What the task asks ▸ Collect every line of the records below that contains the word "tracker".

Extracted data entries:
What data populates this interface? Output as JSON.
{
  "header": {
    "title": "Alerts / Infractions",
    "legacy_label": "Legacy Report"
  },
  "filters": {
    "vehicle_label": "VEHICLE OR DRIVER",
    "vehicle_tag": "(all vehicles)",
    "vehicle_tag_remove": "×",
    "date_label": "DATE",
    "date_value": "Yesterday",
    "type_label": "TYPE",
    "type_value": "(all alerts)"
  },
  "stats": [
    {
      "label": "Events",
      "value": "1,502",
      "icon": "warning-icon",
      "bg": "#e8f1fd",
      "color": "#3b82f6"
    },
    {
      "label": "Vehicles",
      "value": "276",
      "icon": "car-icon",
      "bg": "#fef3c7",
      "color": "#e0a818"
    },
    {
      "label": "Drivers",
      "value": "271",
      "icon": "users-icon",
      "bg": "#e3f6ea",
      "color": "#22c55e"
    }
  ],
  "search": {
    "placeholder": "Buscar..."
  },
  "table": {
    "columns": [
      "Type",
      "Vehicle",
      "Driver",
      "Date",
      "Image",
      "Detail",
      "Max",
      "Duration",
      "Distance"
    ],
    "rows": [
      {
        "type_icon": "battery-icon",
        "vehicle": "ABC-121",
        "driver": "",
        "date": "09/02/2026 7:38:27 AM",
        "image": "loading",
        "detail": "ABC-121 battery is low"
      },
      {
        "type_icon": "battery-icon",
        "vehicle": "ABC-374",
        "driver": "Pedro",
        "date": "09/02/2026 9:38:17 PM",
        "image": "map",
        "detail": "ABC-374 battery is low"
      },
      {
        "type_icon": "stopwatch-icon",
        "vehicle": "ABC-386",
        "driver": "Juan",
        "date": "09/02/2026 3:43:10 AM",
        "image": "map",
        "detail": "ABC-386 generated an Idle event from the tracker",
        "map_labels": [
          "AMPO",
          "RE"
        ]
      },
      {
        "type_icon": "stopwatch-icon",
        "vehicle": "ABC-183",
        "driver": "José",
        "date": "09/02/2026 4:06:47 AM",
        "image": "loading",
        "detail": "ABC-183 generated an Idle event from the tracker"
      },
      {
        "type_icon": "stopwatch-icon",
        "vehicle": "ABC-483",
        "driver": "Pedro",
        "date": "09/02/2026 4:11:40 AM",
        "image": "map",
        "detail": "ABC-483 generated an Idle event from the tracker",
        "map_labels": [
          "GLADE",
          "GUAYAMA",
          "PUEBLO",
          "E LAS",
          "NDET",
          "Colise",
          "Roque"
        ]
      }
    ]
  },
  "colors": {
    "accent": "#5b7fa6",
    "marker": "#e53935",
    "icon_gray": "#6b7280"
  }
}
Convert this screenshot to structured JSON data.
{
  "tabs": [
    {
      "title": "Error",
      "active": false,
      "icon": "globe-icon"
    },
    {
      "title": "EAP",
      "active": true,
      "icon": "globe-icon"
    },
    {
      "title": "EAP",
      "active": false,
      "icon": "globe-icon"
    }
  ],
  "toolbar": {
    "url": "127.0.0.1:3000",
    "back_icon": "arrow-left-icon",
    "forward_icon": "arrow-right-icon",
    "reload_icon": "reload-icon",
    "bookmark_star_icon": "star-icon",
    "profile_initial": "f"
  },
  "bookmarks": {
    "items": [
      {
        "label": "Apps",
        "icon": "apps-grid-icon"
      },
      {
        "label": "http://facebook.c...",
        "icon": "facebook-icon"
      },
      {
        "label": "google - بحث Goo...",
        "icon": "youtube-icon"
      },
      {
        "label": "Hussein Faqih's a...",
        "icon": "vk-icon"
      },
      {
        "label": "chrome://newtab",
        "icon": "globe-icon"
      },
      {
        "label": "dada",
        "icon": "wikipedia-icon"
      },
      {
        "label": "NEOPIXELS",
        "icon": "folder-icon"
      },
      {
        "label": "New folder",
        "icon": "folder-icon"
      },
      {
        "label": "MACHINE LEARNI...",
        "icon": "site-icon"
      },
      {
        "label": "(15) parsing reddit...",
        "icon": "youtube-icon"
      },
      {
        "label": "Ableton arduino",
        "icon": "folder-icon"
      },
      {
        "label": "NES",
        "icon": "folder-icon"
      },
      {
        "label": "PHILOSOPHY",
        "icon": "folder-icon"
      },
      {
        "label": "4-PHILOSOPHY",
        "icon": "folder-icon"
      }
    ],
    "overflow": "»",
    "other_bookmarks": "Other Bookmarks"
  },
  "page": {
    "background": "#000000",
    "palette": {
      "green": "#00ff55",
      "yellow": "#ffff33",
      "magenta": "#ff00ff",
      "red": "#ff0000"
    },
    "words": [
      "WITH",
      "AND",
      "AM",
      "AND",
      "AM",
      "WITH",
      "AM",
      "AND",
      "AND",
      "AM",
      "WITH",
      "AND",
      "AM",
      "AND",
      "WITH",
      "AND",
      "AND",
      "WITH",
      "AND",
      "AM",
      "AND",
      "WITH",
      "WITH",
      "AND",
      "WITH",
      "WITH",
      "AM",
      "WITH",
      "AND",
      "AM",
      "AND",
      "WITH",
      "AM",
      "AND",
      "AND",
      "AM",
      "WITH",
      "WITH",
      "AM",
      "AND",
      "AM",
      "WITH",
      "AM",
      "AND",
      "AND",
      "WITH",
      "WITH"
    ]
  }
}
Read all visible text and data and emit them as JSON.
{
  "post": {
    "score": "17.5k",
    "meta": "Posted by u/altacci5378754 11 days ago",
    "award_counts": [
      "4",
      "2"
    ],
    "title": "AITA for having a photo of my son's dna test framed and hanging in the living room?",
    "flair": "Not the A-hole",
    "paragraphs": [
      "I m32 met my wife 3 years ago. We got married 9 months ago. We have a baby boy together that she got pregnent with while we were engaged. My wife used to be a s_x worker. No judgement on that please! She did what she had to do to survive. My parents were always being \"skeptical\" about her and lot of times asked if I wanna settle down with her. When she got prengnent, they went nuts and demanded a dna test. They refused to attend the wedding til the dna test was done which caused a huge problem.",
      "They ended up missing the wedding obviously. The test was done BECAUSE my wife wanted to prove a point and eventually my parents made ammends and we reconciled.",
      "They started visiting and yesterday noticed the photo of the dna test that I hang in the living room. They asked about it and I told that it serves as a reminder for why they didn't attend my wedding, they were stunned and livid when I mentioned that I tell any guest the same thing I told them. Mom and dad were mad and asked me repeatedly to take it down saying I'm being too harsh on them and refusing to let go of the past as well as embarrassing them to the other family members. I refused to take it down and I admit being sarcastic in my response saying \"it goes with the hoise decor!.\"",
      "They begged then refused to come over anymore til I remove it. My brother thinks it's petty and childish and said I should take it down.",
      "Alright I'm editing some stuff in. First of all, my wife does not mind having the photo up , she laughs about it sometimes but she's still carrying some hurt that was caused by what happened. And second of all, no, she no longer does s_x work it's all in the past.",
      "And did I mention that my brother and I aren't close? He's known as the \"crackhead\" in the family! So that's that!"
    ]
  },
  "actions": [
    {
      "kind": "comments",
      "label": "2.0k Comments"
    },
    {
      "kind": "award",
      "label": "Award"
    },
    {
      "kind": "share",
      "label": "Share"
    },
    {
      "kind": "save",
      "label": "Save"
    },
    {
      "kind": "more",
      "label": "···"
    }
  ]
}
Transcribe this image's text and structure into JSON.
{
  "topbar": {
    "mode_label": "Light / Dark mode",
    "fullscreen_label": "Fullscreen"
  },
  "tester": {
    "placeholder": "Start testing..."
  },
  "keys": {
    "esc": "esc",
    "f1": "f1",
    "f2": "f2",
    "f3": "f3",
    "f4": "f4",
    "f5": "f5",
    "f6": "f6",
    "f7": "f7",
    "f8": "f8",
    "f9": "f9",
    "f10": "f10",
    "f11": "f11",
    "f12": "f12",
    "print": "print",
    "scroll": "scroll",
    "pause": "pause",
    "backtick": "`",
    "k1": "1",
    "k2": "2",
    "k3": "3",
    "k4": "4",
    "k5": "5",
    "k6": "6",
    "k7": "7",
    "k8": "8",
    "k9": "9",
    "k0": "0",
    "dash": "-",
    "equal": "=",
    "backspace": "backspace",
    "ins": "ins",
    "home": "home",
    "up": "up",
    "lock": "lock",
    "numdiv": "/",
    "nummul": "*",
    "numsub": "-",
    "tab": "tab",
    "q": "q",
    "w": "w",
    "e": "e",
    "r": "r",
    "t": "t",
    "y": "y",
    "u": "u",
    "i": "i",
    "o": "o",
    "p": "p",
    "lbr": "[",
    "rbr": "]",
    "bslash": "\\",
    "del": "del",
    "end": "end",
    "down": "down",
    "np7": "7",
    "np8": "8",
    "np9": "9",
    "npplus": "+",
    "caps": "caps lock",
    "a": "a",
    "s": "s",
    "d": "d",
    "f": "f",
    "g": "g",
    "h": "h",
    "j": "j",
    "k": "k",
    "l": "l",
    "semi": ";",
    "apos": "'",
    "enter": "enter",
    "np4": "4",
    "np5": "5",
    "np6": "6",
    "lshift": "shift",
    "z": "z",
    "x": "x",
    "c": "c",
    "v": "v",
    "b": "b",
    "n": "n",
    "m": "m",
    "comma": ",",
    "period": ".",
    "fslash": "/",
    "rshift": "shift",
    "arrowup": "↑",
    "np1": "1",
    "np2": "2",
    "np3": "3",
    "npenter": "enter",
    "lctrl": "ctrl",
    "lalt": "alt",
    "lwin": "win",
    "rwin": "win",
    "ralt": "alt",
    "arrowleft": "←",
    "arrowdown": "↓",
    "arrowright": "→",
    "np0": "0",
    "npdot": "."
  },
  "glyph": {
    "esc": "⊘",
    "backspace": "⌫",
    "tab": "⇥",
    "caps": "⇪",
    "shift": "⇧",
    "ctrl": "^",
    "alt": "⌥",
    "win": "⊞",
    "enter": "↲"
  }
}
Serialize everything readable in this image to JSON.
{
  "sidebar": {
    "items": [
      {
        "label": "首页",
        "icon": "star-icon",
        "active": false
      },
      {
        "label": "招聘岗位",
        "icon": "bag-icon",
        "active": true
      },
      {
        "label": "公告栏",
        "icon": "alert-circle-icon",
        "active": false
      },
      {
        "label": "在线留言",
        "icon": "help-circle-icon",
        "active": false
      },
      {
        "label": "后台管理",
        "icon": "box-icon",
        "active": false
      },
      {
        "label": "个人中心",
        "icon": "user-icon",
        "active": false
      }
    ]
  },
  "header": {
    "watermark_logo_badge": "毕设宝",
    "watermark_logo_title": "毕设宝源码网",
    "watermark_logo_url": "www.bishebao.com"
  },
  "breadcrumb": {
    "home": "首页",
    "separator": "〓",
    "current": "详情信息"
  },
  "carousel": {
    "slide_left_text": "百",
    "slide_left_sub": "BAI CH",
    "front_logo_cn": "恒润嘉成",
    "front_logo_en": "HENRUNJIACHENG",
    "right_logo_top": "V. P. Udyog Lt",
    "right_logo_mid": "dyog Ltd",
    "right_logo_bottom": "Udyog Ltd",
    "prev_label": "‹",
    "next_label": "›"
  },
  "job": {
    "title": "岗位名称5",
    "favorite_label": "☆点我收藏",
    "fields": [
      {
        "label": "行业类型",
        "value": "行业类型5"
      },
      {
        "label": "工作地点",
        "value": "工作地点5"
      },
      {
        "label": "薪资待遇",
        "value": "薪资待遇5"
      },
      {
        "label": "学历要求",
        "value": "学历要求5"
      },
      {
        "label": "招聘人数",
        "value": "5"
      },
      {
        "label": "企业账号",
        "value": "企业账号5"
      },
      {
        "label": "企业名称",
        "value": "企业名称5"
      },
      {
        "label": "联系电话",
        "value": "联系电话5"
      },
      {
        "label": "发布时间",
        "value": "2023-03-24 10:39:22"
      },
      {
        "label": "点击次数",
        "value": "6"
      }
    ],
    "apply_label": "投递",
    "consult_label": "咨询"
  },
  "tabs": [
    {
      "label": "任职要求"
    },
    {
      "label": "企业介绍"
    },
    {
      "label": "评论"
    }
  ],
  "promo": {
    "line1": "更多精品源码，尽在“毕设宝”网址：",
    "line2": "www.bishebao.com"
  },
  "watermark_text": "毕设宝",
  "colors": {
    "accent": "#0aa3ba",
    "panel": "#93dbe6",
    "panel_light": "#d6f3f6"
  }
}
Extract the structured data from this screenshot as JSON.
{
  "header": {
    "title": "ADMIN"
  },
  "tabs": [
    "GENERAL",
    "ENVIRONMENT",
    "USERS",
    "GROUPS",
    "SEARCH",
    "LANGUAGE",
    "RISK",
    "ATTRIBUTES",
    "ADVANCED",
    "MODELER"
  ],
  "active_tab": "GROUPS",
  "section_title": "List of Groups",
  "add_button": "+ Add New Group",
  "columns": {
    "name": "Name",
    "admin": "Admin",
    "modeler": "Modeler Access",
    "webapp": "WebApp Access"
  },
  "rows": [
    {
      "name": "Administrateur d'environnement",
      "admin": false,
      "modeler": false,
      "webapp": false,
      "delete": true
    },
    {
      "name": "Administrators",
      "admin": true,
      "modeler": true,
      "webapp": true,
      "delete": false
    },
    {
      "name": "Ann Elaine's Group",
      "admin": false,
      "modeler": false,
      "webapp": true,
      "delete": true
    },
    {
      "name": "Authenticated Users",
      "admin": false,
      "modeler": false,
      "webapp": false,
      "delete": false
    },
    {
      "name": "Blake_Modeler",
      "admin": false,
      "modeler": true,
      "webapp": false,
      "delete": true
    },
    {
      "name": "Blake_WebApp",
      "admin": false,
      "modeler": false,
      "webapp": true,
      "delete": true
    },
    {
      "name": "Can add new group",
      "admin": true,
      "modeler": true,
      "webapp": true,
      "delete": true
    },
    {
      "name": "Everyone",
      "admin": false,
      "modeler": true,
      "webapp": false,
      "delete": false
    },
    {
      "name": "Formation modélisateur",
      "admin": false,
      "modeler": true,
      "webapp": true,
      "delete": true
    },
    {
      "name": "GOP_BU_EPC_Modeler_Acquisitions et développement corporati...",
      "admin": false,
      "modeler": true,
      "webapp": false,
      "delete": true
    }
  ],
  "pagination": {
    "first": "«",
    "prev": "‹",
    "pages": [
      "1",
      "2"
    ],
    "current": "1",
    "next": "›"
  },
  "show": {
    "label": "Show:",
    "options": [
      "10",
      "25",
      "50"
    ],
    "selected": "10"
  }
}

Right answer ▸
        "detail": "ABC-386 generated an Idle event from the tracker",
        "detail": "ABC-183 generated an Idle event from the tracker"
        "detail": "ABC-483 generated an Idle event from the tracker",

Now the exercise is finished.